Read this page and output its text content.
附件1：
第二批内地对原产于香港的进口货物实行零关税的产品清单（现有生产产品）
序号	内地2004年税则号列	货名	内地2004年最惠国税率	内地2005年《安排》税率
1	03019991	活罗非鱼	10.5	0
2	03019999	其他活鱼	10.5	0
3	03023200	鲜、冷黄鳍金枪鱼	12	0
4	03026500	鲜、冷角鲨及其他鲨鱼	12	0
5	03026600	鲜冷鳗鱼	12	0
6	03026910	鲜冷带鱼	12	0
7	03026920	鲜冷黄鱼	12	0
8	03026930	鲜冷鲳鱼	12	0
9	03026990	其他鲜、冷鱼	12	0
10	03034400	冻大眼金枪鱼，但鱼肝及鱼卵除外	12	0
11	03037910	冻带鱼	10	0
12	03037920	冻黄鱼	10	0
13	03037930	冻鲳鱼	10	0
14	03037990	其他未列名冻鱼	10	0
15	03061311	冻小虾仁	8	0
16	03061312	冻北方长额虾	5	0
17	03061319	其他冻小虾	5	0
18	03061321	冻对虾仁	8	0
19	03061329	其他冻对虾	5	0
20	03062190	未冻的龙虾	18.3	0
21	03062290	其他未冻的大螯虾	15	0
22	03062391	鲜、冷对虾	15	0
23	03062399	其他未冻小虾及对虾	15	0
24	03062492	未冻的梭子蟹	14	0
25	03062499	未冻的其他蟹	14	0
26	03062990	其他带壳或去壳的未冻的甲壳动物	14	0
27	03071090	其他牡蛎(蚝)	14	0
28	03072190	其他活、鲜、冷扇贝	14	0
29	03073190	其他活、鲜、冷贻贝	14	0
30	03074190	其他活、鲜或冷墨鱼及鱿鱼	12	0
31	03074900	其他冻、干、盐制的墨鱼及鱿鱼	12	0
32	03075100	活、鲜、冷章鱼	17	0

****

=== Stated task ===
Please set down all the data word for word.

=== Written answer ===
Read this page and output its text content.
附件1：
第二批内地对原产于香港的进口货物实行零关税的产品清单（现有生产产品）
序号	内地2004年税则号列	货名	内地2004年最惠国税率	内地2005年《安排》税率
1	03019991	活罗非鱼	10.5	0
2	03019999	其他活鱼	10.5	0
3	03023200	鲜、冷黄鳍金枪鱼	12	0
4	03026500	鲜、冷角鲨及其他鲨鱼	12	0
5	03026600	鲜冷鳗鱼	12	0
6	03026910	鲜冷带鱼	12	0
7	03026920	鲜冷黄鱼	12	0
8	03026930	鲜冷鲳鱼	12	0
9	03026990	其他鲜、冷鱼	12	0
10	03034400	冻大眼金枪鱼，但鱼肝及鱼卵除外	12	0
11	03037910	冻带鱼	10	0
12	03037920	冻黄鱼	10	0
13	03037930	冻鲳鱼	10	0
14	03037990	其他未列名冻鱼	10	0
15	03061311	冻小虾仁	8	0
16	03061312	冻北方长额虾	5	0
17	03061319	其他冻小虾	5	0
18	03061321	冻对虾仁	8	0
19	03061329	其他冻对虾	5	0
20	03062190	未冻的龙虾	18.3	0
21	03062290	其他未冻的大螯虾	15	0
22	03062391	鲜、冷对虾	15	0
23	03062399	其他未冻小虾及对虾	15	0
24	03062492	未冻的梭子蟹	14	0
25	03062499	未冻的其他蟹	14	0
26	03062990	其他带壳或去壳的未冻的甲壳动物	14	0
27	03071090	其他牡蛎(蚝)	14	0
28	03072190	其他活、鲜、冷扇贝	14	0
29	03073190	其他活、鲜、冷贻贝	14	0
30	03074190	其他活、鲜或冷墨鱼及鱿鱼	12	0
31	03074900	其他冻、干、盐制的墨鱼及鱿鱼	12	0
32	03075100	活、鲜、冷章鱼	17	0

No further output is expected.